▸ **What the exercise asks**
Render the records from the line containing "I need the location" up to and including the line containing "- data-point: [379, 634, 390, 646]" as a JSON list of strings, with one string per line and blank lines omitted.

▸ **Data for the task**
— Begin —

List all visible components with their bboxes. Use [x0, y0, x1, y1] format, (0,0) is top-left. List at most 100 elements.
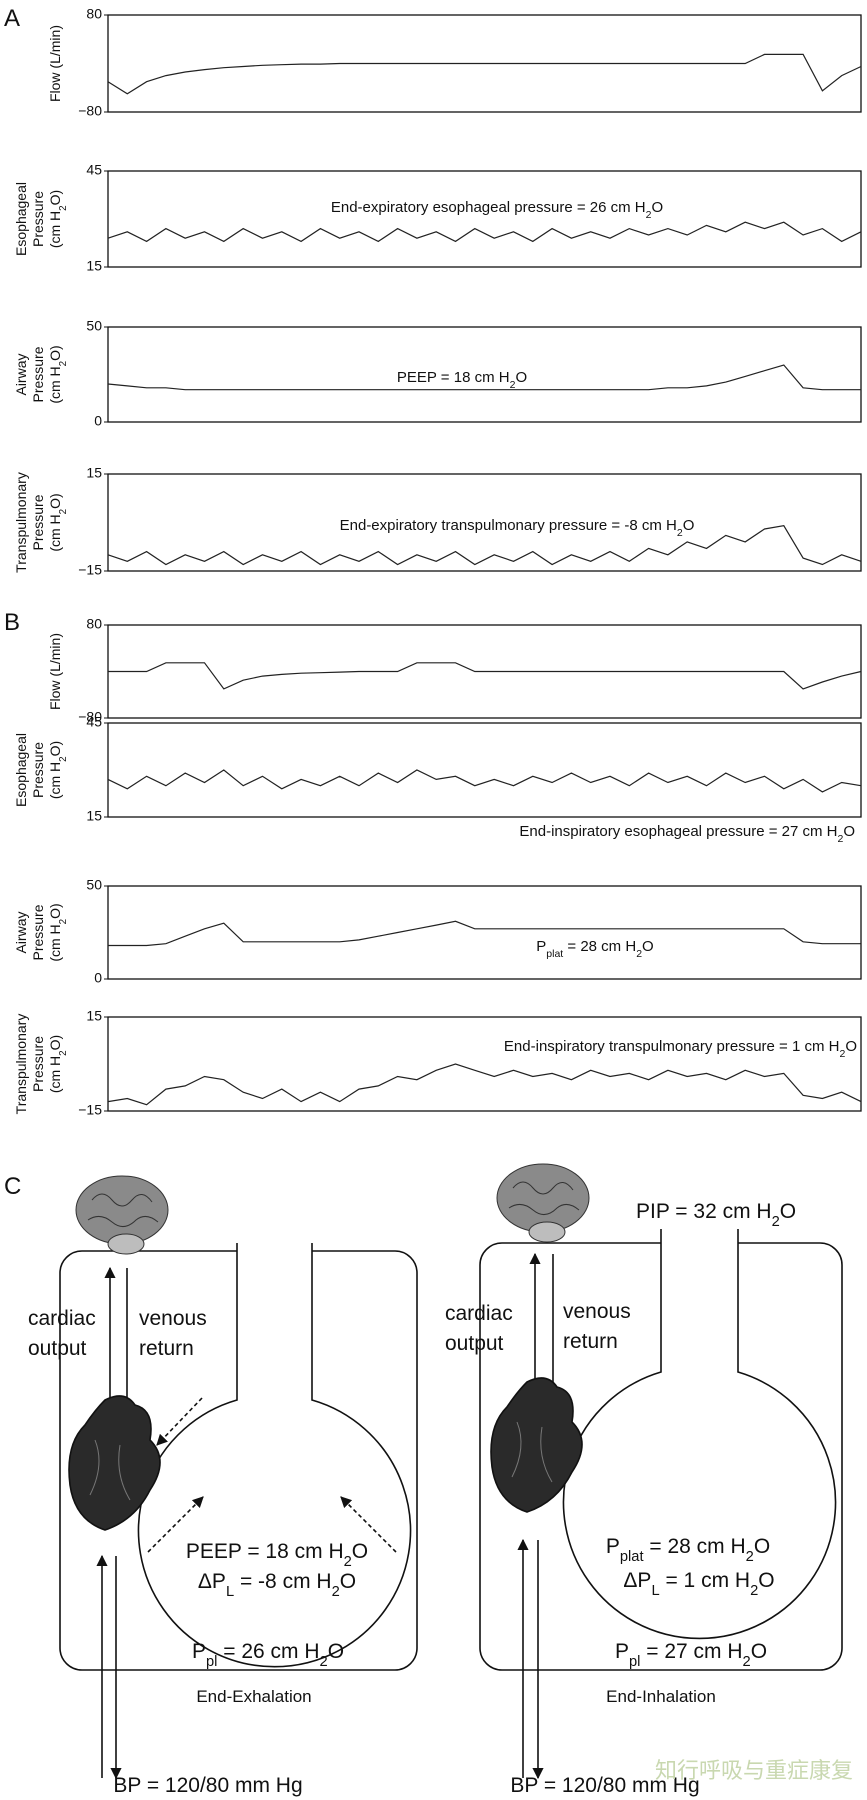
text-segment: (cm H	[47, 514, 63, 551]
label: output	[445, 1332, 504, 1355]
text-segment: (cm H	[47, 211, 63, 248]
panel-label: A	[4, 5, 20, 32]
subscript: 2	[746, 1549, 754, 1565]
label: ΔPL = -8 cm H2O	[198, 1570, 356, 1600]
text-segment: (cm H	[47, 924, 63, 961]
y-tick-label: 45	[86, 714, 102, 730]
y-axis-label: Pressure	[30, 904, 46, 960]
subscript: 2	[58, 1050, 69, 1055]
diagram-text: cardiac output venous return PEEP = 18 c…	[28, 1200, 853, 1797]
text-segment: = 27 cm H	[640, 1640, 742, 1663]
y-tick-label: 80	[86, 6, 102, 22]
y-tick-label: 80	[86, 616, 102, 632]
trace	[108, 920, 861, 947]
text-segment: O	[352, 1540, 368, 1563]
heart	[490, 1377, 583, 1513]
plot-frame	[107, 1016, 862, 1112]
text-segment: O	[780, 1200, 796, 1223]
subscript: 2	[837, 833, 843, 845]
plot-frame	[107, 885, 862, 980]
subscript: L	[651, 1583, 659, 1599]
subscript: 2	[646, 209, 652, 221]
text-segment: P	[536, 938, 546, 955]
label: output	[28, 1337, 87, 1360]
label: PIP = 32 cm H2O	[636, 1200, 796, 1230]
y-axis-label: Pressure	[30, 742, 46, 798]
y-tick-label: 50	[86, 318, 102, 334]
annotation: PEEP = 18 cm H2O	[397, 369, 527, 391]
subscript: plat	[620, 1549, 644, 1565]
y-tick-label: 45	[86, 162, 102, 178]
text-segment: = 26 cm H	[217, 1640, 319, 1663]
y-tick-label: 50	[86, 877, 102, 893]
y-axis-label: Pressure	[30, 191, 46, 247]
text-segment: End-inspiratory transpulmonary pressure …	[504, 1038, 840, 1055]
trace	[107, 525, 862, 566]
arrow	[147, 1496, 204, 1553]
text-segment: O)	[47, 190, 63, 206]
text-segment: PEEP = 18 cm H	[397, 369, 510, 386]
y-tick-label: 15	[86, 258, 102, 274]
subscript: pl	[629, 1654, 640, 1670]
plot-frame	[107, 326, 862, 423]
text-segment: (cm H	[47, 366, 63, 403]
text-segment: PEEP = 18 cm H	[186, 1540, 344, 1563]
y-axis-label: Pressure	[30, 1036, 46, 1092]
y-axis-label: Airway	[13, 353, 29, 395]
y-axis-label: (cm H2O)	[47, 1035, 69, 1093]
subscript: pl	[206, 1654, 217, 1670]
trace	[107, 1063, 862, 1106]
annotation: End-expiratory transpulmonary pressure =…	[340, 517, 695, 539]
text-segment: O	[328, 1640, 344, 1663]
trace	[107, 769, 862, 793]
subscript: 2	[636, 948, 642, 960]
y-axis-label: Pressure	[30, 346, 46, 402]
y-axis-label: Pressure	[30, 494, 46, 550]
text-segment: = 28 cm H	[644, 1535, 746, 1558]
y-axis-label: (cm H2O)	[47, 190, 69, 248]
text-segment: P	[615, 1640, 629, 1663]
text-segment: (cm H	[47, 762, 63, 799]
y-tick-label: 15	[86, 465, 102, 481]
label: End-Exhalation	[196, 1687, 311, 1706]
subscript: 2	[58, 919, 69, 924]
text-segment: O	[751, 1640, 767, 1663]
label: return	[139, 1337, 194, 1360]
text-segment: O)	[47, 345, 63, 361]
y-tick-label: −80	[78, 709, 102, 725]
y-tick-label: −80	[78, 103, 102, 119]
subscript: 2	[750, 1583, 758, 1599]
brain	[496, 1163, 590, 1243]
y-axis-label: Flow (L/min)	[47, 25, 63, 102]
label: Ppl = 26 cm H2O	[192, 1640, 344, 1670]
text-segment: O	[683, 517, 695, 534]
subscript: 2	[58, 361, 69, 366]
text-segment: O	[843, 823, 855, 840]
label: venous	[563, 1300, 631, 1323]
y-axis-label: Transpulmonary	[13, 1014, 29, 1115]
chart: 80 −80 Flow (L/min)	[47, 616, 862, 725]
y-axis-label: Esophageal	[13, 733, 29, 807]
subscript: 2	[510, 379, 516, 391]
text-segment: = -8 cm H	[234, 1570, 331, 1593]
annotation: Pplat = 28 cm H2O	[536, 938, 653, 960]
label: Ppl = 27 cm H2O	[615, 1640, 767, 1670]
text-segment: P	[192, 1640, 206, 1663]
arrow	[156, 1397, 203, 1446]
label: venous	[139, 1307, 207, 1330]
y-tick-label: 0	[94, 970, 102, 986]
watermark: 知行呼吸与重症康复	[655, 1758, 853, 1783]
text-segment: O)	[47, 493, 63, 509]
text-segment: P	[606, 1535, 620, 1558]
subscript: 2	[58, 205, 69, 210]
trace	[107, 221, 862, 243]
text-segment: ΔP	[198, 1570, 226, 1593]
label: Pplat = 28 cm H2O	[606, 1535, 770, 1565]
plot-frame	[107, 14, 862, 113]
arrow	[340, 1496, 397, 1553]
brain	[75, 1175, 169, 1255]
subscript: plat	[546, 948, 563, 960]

— End —
— Begin —

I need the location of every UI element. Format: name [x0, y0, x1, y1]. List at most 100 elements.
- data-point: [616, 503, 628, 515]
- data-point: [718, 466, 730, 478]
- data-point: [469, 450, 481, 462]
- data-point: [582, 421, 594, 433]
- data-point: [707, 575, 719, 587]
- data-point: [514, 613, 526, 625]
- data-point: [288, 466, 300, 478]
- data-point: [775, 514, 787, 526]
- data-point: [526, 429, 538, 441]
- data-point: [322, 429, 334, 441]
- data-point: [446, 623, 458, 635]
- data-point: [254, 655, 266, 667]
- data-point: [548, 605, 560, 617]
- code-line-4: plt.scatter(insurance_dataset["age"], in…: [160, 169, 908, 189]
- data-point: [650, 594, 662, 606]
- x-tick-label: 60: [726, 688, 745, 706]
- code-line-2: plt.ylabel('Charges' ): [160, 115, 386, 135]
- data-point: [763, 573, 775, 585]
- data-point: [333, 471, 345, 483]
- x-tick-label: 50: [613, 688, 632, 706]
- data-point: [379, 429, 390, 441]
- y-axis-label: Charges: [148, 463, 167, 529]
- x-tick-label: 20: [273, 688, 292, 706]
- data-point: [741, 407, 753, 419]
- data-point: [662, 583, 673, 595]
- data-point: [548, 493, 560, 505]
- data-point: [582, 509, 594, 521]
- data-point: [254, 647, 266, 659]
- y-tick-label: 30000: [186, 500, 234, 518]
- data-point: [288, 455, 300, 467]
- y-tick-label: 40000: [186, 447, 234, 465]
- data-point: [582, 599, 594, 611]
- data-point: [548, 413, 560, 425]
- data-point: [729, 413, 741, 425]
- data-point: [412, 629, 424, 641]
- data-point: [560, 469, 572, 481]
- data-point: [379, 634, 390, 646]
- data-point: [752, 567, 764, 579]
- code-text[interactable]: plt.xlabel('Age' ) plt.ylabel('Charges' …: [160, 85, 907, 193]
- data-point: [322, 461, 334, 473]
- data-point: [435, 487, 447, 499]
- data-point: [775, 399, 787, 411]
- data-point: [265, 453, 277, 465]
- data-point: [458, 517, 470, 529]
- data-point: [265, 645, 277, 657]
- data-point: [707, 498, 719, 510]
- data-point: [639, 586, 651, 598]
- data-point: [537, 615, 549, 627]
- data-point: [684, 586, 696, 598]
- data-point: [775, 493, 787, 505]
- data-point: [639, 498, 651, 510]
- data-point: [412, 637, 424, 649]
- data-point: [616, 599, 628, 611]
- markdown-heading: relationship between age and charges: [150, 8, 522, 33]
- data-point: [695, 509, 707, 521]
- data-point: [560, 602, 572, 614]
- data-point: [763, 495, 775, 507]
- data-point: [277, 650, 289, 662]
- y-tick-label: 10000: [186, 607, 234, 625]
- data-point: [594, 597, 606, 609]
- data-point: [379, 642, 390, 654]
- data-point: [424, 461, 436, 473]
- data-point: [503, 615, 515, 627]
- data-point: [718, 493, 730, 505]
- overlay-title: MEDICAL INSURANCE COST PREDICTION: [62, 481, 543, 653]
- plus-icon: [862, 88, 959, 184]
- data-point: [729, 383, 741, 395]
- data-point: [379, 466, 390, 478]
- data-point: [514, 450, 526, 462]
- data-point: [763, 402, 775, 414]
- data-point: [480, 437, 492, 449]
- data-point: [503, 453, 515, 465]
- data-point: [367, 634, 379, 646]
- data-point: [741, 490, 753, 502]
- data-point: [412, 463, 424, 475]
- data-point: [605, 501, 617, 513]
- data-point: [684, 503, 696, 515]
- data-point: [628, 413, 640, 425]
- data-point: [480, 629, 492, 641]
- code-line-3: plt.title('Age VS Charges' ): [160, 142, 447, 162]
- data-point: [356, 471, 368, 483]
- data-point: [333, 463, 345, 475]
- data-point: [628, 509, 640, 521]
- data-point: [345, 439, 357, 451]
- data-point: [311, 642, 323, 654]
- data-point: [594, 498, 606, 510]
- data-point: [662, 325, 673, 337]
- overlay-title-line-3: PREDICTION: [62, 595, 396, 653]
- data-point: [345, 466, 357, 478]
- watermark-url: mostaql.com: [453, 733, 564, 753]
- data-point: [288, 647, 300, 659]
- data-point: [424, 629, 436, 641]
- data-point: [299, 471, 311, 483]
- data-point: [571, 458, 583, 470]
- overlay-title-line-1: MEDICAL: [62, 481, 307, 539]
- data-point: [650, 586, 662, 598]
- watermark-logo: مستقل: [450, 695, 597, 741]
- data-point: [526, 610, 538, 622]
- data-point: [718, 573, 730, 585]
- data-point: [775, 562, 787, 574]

— End —

▸ **Solution to the problem**
[
  "I need the location of every UI element. Format: name [x0, y0, x1, y1]. List at most 100 elements.",
  "- data-point: [616, 503, 628, 515]",
  "- data-point: [718, 466, 730, 478]",
  "- data-point: [469, 450, 481, 462]",
  "- data-point: [582, 421, 594, 433]",
  "- data-point: [707, 575, 719, 587]",
  "- data-point: [514, 613, 526, 625]",
  "- data-point: [288, 466, 300, 478]",
  "- data-point: [775, 514, 787, 526]",
  "- data-point: [526, 429, 538, 441]",
  "- data-point: [322, 429, 334, 441]",
  "- data-point: [446, 623, 458, 635]",
  "- data-point: [254, 655, 266, 667]",
  "- data-point: [548, 605, 560, 617]",
  "- code-line-4: plt.scatter(insurance_dataset[\"age\"], in…: [160, 169, 908, 189]",
  "- data-point: [650, 594, 662, 606]",
  "- x-tick-label: 60: [726, 688, 745, 706]",
  "- code-line-2: plt.ylabel('Charges' ): [160, 115, 386, 135]",
  "- data-point: [763, 573, 775, 585]",
  "- data-point: [333, 471, 345, 483]",
  "- x-tick-label: 50: [613, 688, 632, 706]",
  "- data-point: [379, 429, 390, 441]",
  "- y-axis-label: Charges: [148, 463, 167, 529]",
  "- x-tick-label: 20: [273, 688, 292, 706]",
  "- data-point: [741, 407, 753, 419]",
  "- data-point: [662, 583, 673, 595]",
  "- data-point: [548, 493, 560, 505]",
  "- data-point: [582, 509, 594, 521]",
  "- data-point: [254, 647, 266, 659]",
  "- y-tick-label: 30000: [186, 500, 234, 518]",
  "- data-point: [288, 455, 300, 467]",
  "- y-tick-label: 40000: [186, 447, 234, 465]",
  "- data-point: [582, 599, 594, 611]",
  "- data-point: [548, 413, 560, 425]",
  "- data-point: [729, 413, 741, 425]",
  "- data-point: [412, 629, 424, 641]",
  "- data-point: [560, 469, 572, 481]",
  "- data-point: [379, 634, 390, 646]"
]